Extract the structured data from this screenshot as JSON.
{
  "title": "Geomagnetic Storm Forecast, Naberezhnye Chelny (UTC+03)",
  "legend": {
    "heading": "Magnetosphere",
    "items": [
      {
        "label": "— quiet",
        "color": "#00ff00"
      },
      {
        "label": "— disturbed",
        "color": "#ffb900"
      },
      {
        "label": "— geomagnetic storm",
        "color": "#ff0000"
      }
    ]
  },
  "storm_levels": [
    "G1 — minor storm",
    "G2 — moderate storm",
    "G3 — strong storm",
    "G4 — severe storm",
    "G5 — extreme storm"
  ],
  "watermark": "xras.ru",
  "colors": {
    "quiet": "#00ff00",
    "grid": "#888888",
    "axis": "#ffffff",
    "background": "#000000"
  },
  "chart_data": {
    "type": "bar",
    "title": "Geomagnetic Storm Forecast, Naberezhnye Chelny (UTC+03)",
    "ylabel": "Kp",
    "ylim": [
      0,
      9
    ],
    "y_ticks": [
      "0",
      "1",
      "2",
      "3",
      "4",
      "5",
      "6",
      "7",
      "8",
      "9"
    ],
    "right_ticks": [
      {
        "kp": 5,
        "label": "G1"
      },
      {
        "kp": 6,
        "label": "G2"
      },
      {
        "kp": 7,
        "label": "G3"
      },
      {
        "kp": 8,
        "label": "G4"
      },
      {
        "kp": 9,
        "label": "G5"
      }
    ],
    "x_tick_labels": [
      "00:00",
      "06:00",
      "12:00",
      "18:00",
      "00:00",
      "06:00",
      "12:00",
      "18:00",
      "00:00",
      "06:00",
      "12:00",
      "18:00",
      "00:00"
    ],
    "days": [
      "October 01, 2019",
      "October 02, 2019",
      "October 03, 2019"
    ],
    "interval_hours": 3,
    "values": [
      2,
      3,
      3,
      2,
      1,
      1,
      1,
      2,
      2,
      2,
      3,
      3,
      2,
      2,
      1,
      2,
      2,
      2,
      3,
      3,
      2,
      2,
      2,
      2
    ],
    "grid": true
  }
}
=======
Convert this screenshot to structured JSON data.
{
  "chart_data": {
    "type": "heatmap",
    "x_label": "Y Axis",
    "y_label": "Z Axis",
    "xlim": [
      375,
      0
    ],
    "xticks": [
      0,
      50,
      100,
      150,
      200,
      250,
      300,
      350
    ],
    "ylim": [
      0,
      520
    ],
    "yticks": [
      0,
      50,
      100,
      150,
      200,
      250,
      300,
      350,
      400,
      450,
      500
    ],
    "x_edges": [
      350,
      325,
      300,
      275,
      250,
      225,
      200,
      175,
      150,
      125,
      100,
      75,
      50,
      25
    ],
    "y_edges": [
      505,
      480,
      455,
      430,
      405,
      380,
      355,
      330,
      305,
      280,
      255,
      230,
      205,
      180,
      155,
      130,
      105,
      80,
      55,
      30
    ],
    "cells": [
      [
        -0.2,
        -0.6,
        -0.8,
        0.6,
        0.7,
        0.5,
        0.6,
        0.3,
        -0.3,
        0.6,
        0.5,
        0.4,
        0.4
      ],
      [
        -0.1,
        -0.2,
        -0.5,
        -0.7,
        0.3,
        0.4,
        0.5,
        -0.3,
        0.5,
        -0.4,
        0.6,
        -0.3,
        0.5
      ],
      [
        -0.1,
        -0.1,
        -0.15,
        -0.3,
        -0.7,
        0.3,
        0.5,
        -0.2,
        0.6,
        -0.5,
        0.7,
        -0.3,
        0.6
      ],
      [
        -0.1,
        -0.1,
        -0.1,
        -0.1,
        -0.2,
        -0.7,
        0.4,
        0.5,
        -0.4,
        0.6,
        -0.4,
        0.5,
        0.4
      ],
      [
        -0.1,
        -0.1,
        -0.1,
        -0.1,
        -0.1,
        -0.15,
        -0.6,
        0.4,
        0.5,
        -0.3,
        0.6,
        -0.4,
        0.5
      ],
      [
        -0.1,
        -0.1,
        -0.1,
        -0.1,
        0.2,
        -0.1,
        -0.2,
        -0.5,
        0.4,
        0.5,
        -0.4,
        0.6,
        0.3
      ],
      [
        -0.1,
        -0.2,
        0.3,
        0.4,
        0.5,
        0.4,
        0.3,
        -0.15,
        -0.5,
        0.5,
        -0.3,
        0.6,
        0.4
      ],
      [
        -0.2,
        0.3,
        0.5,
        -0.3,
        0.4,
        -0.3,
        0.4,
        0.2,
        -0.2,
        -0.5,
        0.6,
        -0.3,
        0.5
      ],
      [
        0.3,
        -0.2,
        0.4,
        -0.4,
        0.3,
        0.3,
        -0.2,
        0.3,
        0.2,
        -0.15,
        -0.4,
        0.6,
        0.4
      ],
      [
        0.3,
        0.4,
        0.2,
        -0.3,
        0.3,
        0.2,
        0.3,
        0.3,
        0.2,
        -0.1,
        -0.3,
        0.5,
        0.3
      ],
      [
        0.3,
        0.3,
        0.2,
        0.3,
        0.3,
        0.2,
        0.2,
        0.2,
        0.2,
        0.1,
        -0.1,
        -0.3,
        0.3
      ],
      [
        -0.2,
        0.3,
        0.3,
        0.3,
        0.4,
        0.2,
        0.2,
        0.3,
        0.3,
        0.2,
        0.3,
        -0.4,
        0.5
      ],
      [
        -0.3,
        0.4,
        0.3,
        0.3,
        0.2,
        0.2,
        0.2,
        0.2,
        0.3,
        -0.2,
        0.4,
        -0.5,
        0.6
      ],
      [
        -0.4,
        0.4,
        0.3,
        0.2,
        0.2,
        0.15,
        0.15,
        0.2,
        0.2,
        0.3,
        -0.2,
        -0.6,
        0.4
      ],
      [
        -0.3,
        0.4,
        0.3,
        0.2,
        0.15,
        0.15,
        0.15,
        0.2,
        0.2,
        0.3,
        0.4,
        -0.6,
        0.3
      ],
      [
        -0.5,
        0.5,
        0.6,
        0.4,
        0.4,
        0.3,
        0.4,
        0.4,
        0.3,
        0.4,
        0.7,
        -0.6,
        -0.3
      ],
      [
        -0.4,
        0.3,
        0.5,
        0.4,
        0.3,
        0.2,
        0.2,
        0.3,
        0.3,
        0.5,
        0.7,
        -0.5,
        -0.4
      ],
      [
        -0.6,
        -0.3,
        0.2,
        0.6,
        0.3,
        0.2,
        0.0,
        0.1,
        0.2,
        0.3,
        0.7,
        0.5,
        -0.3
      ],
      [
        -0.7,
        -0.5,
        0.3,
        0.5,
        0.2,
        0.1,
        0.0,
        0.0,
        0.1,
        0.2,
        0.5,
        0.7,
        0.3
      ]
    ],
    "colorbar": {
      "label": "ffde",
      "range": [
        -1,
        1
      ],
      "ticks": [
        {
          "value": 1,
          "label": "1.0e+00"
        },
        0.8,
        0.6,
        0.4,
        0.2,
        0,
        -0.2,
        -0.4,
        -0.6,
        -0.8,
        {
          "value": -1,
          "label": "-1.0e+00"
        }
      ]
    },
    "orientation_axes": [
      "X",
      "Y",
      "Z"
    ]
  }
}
=======
- **Exercise instructions**: Copy out all lines from the material above that contain the string "title".

- **Written answer**:
  "title": "Geomagnetic Storm Forecast, Naberezhnye Chelny (UTC+03)",
    "title": "Geomagnetic Storm Forecast, Naberezhnye Chelny (UTC+03)",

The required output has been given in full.